### SET PROBLEM
Once the pictures are set aside, transcribe the remaining data exactly.
====== SOURCE RECORDS
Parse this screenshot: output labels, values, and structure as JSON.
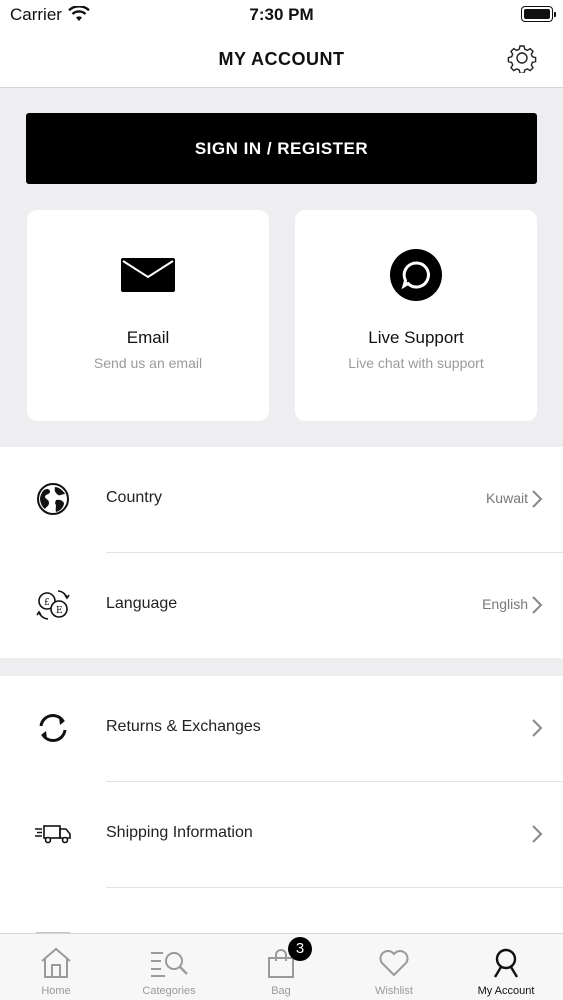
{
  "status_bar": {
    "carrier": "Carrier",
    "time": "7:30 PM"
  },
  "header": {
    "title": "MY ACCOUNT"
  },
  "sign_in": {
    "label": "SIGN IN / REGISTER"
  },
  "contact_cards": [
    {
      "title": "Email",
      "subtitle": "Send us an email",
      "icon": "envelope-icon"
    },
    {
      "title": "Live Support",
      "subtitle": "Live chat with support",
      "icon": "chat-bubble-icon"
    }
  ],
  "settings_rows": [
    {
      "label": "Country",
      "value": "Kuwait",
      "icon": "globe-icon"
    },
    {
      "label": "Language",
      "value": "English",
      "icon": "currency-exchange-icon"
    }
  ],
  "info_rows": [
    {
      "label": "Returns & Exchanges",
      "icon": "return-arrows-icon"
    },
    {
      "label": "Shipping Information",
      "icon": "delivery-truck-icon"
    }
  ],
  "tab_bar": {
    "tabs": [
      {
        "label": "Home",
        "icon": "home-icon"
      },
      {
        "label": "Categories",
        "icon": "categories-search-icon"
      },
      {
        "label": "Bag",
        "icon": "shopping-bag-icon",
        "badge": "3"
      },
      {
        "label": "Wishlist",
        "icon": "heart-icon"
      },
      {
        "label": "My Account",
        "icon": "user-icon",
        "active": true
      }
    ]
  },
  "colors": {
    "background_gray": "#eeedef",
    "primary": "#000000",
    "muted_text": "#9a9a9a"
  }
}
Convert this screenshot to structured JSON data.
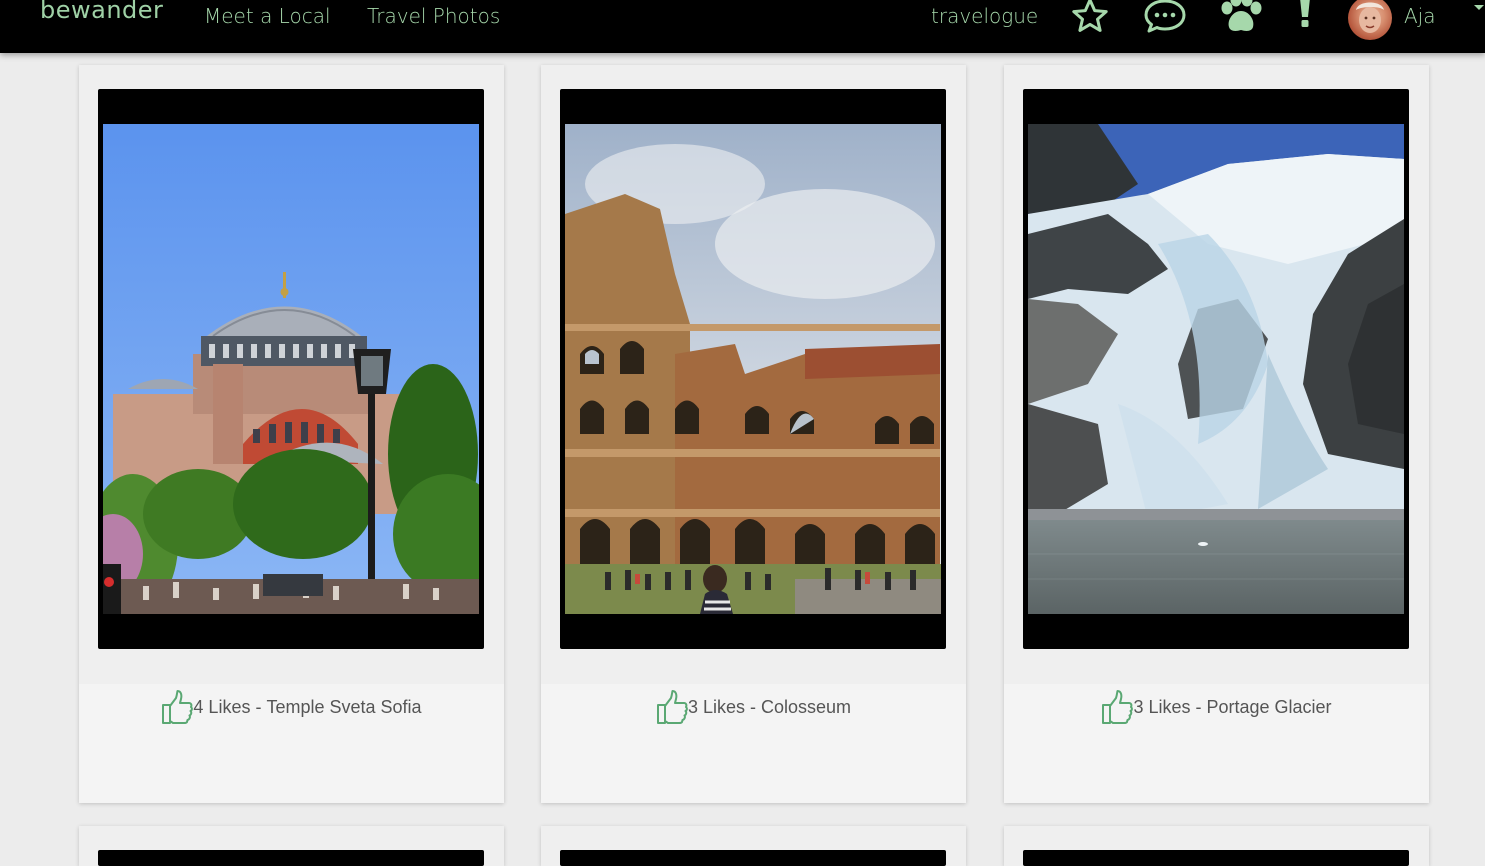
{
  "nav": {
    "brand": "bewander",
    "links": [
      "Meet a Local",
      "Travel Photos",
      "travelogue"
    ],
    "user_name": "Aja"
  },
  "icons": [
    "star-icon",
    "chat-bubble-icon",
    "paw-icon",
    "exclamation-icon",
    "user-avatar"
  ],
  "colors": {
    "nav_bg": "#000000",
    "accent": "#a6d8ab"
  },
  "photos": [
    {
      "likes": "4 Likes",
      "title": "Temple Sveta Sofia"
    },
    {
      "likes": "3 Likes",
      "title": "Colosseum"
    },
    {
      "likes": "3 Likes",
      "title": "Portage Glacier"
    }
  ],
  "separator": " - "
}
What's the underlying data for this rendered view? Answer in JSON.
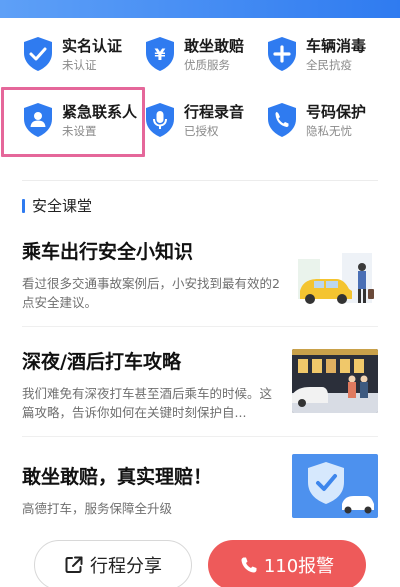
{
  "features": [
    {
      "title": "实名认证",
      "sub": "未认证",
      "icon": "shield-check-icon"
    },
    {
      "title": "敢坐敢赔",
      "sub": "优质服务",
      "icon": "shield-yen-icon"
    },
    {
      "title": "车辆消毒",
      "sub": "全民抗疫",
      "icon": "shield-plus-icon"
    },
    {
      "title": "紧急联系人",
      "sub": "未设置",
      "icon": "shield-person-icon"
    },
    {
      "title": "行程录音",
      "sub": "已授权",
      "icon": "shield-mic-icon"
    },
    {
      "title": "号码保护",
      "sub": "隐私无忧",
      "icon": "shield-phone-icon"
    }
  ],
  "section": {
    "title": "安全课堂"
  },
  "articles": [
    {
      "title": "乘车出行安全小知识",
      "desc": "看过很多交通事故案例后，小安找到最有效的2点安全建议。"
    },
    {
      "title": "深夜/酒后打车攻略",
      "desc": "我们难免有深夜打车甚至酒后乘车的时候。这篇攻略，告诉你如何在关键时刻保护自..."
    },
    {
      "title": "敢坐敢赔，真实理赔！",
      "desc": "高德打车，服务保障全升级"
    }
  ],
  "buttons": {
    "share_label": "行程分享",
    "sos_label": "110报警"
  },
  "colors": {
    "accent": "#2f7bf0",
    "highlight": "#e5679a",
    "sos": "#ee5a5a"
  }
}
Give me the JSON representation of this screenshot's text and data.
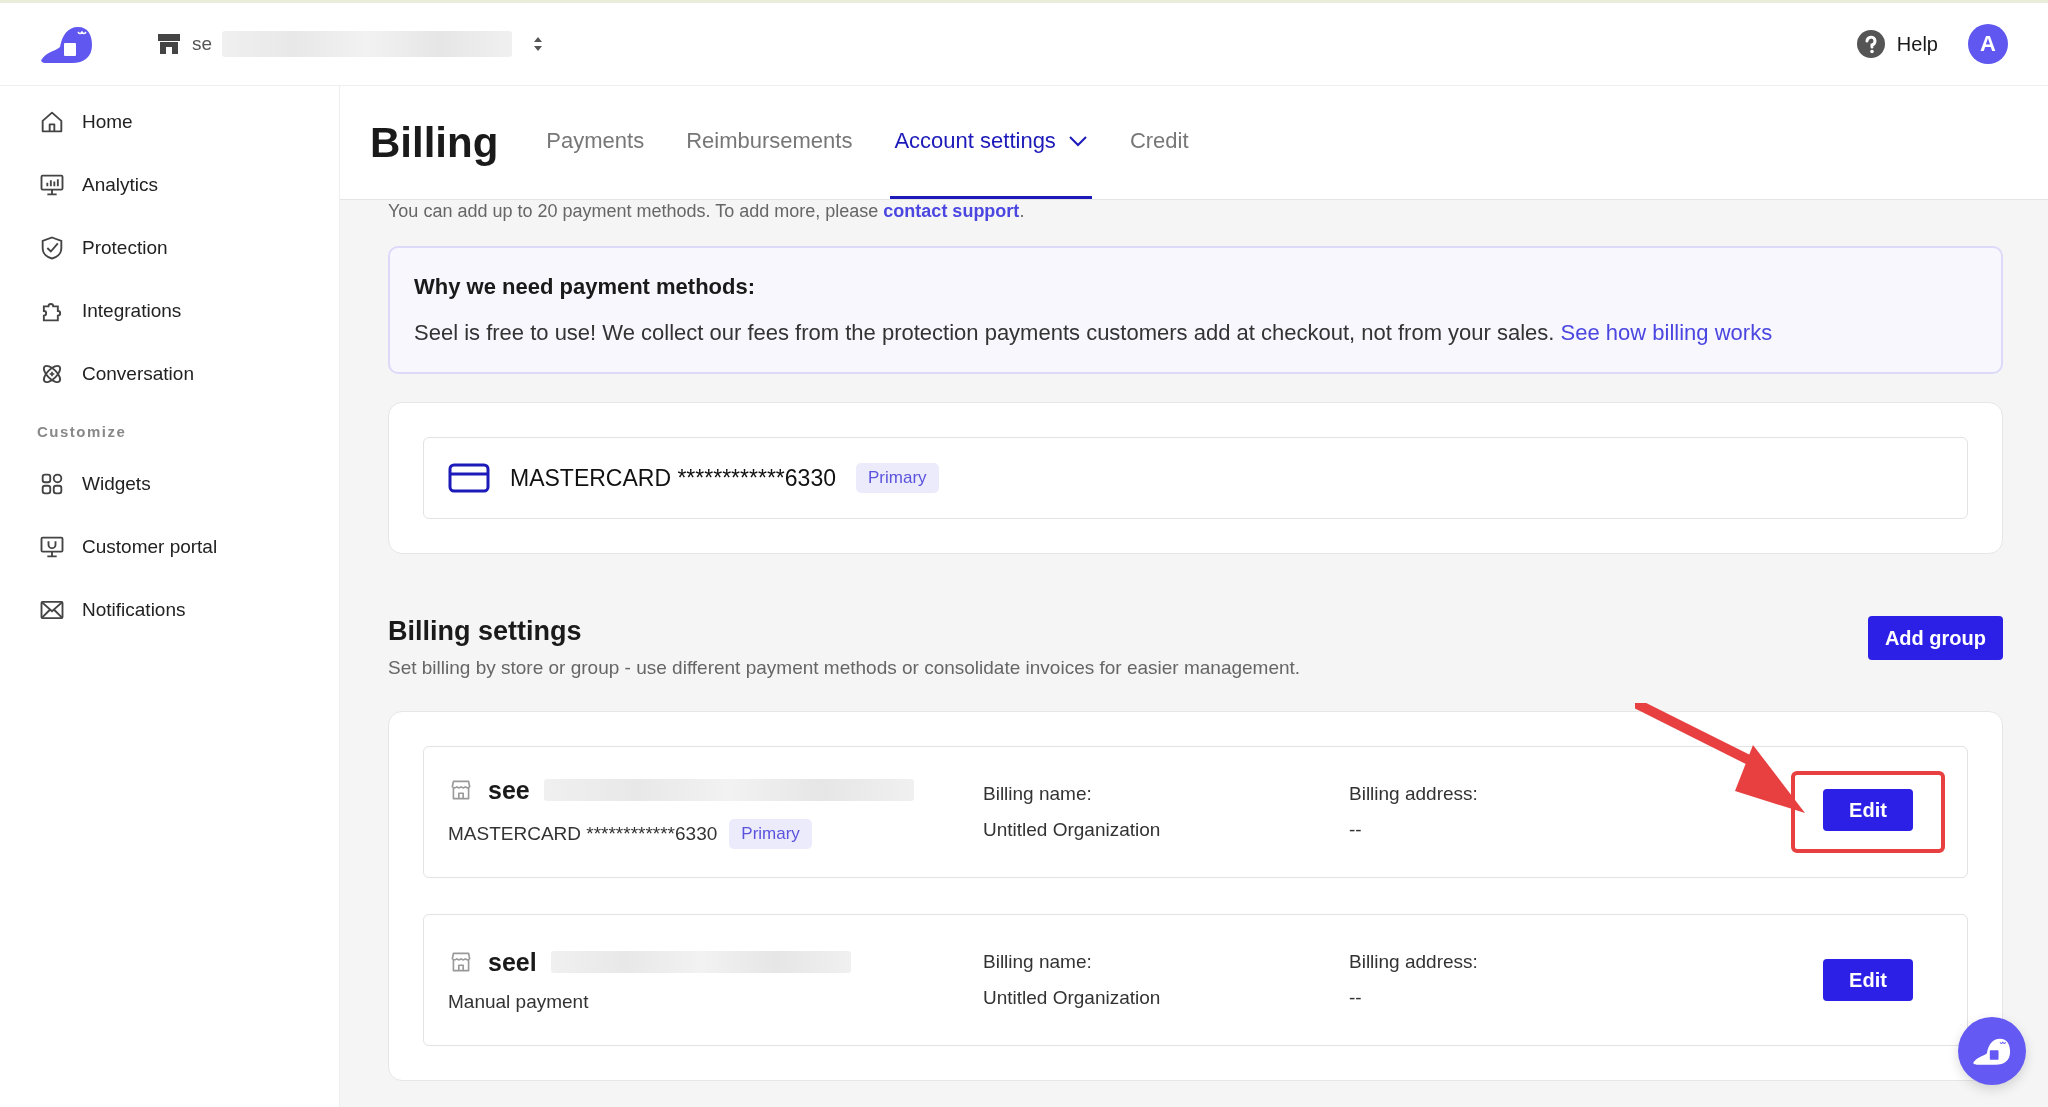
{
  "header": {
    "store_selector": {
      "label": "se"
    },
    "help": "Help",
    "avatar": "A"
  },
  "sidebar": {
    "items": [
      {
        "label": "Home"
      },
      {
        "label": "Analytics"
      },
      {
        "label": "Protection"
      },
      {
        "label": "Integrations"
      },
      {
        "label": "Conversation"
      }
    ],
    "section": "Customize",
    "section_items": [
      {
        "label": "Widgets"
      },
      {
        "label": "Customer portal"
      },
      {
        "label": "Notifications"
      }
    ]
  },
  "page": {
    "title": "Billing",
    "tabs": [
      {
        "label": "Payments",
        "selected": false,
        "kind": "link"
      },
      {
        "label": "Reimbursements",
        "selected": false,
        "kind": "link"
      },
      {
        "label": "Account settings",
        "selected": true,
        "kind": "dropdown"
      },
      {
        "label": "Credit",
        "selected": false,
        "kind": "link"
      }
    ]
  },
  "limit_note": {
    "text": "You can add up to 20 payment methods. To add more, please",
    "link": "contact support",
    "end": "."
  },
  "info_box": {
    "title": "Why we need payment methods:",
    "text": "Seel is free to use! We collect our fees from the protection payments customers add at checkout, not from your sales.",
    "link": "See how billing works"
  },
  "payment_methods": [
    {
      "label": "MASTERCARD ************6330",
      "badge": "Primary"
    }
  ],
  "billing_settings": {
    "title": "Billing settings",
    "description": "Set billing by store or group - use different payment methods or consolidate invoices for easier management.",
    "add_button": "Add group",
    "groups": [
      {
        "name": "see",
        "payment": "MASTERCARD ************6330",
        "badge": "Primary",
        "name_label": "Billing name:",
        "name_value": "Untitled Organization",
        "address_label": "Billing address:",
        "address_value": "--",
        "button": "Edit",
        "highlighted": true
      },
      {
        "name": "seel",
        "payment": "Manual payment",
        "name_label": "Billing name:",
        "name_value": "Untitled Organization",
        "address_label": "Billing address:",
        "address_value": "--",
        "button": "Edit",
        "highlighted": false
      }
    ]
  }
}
============
### TASK RESPONSE
Parse this screenshot: output labels, values, and structure as JSON.
{
  "status_bar": {
    "carrier": "Carrier",
    "time": "7:30 PM"
  },
  "header": {
    "title": "MY ACCOUNT"
  },
  "sign_in": {
    "label": "SIGN IN / REGISTER"
  },
  "contact_cards": [
    {
      "title": "Email",
      "subtitle": "Send us an email",
      "icon": "envelope-icon"
    },
    {
      "title": "Live Support",
      "subtitle": "Live chat with support",
      "icon": "chat-bubble-icon"
    }
  ],
  "settings_rows": [
    {
      "label": "Country",
      "value": "Kuwait",
      "icon": "globe-icon"
    },
    {
      "label": "Language",
      "value": "English",
      "icon": "currency-exchange-icon"
    }
  ],
  "info_rows": [
    {
      "label": "Returns & Exchanges",
      "icon": "return-arrows-icon"
    },
    {
      "label": "Shipping Information",
      "icon": "delivery-truck-icon"
    }
  ],
  "tab_bar": {
    "tabs": [
      {
        "label": "Home",
        "icon": "home-icon"
      },
      {
        "label": "Categories",
        "icon": "categories-search-icon"
      },
      {
        "label": "Bag",
        "icon": "shopping-bag-icon",
        "badge": "3"
      },
      {
        "label": "Wishlist",
        "icon": "heart-icon"
      },
      {
        "label": "My Account",
        "icon": "user-icon",
        "active": true
      }
    ]
  },
  "colors": {
    "background_gray": "#eeedef",
    "primary": "#000000",
    "muted_text": "#9a9a9a"
  }
}
Convert this screenshot to structured JSON data.
{
  "nav": {
    "brand": "bewander",
    "links": [
      "Meet a Local",
      "Travel Photos",
      "travelogue"
    ],
    "user_name": "Aja"
  },
  "icons": [
    "star-icon",
    "chat-bubble-icon",
    "paw-icon",
    "exclamation-icon",
    "user-avatar"
  ],
  "colors": {
    "nav_bg": "#000000",
    "accent": "#a6d8ab"
  },
  "photos": [
    {
      "likes": "4 Likes",
      "title": "Temple Sveta Sofia"
    },
    {
      "likes": "3 Likes",
      "title": "Colosseum"
    },
    {
      "likes": "3 Likes",
      "title": "Portage Glacier"
    }
  ],
  "separator": " - "
}
What's the underlying data for this rendered view? Answer in JSON.
{
  "features": [
    {
      "title": "实名认证",
      "sub": "未认证",
      "icon": "shield-check-icon"
    },
    {
      "title": "敢坐敢赔",
      "sub": "优质服务",
      "icon": "shield-yen-icon"
    },
    {
      "title": "车辆消毒",
      "sub": "全民抗疫",
      "icon": "shield-plus-icon"
    },
    {
      "title": "紧急联系人",
      "sub": "未设置",
      "icon": "shield-person-icon"
    },
    {
      "title": "行程录音",
      "sub": "已授权",
      "icon": "shield-mic-icon"
    },
    {
      "title": "号码保护",
      "sub": "隐私无忧",
      "icon": "shield-phone-icon"
    }
  ],
  "section": {
    "title": "安全课堂"
  },
  "articles": [
    {
      "title": "乘车出行安全小知识",
      "desc": "看过很多交通事故案例后，小安找到最有效的2点安全建议。"
    },
    {
      "title": "深夜/酒后打车攻略",
      "desc": "我们难免有深夜打车甚至酒后乘车的时候。这篇攻略，告诉你如何在关键时刻保护自..."
    },
    {
      "title": "敢坐敢赔，真实理赔！",
      "desc": "高德打车，服务保障全升级"
    }
  ],
  "buttons": {
    "share_label": "行程分享",
    "sos_label": "110报警"
  },
  "colors": {
    "accent": "#2f7bf0",
    "highlight": "#e5679a",
    "sos": "#ee5a5a"
  }
}
Give me the JSON representation of this screenshot's text and data.
{
  "header": {
    "store_selector": {
      "label": "se"
    },
    "help": "Help",
    "avatar": "A"
  },
  "sidebar": {
    "items": [
      {
        "label": "Home"
      },
      {
        "label": "Analytics"
      },
      {
        "label": "Protection"
      },
      {
        "label": "Integrations"
      },
      {
        "label": "Conversation"
      }
    ],
    "section": "Customize",
    "section_items": [
      {
        "label": "Widgets"
      },
      {
        "label": "Customer portal"
      },
      {
        "label": "Notifications"
      }
    ]
  },
  "page": {
    "title": "Billing",
    "tabs": [
      {
        "label": "Payments",
        "selected": false,
        "kind": "link"
      },
      {
        "label": "Reimbursements",
        "selected": false,
        "kind": "link"
      },
      {
        "label": "Account settings",
        "selected": true,
        "kind": "dropdown"
      },
      {
        "label": "Credit",
        "selected": false,
        "kind": "link"
      }
    ]
  },
  "limit_note": {
    "text": "You can add up to 20 payment methods. To add more, please",
    "link": "contact support",
    "end": "."
  },
  "info_box": {
    "title": "Why we need payment methods:",
    "text": "Seel is free to use! We collect our fees from the protection payments customers add at checkout, not from your sales.",
    "link": "See how billing works"
  },
  "payment_methods": [
    {
      "label": "MASTERCARD ************6330",
      "badge": "Primary"
    }
  ],
  "billing_settings": {
    "title": "Billing settings",
    "description": "Set billing by store or group - use different payment methods or consolidate invoices for easier management.",
    "add_button": "Add group",
    "groups": [
      {
        "name": "see",
        "payment": "MASTERCARD ************6330",
        "badge": "Primary",
        "name_label": "Billing name:",
        "name_value": "Untitled Organization",
        "address_label": "Billing address:",
        "address_value": "--",
        "button": "Edit",
        "highlighted": true
      },
      {
        "name": "seel",
        "payment": "Manual payment",
        "name_label": "Billing name:",
        "name_value": "Untitled Organization",
        "address_label": "Billing address:",
        "address_value": "--",
        "button": "Edit",
        "highlighted": false
      }
    ]
  }
}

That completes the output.